### Data listing
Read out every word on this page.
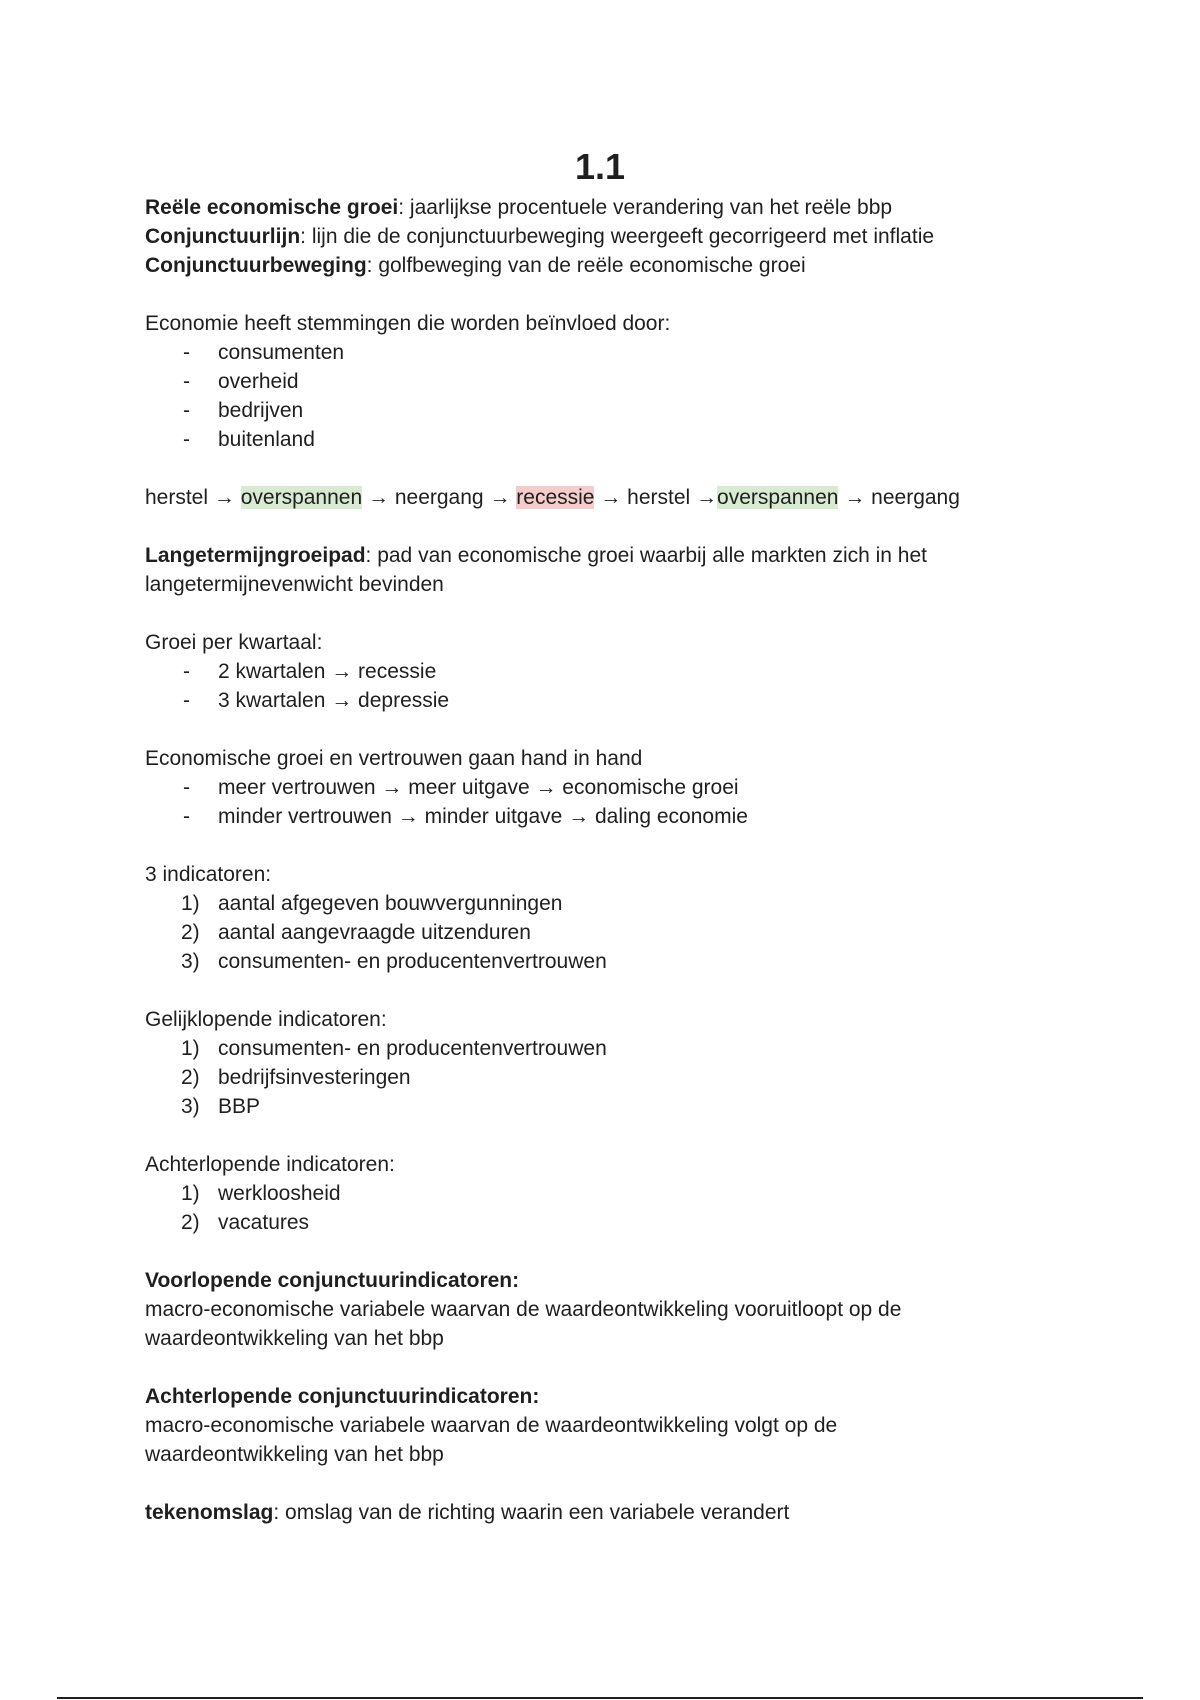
1.1
Reële economische groei: jaarlijkse procentuele verandering van het reële bbp
Conjunctuurlijn: lijn die de conjunctuurbeweging weergeeft gecorrigeerd met inflatie
Conjunctuurbeweging: golfbeweging van de reële economische groei
Economie heeft stemmingen die worden beïnvloed door:
- consumenten
- overheid
- bedrijven
- buitenland
herstel → overspannen → neergang → recessie → herstel →overspannen → neergang
Langetermijngroeipad: pad van economische groei waarbij alle markten zich in het langetermijnevenwicht bevinden
Groei per kwartaal:
- 2 kwartalen → recessie
- 3 kwartalen → depressie
Economische groei en vertrouwen gaan hand in hand
- meer vertrouwen → meer uitgave → economische groei
- minder vertrouwen → minder uitgave → daling economie
3 indicatoren:
1) aantal afgegeven bouwvergunningen
2) aantal aangevraagde uitzenduren
3) consumenten- en producentenvertrouwen
Gelijklopende indicatoren:
1) consumenten- en producentenvertrouwen
2) bedrijfsinvesteringen
3) BBP
Achterlopende indicatoren:
1) werkloosheid
2) vacatures
Voorlopende conjunctuurindicatoren:
macro-economische variabele waarvan de waardeontwikkeling vooruitloopt op de waardeontwikkeling van het bbp
Achterlopende conjunctuurindicatoren:
macro-economische variabele waarvan de waardeontwikkeling volgt op de waardeontwikkeling van het bbp
tekenomslag: omslag van de richting waarin een variabele verandert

### SHORT PROBLEM
From the entries above, copy every line containing the word "reële".

### OUTPUT OF THE EXERCISE
Reële economische groei: jaarlijkse procentuele verandering van het reële bbp
Conjunctuurbeweging: golfbeweging van de reële economische groei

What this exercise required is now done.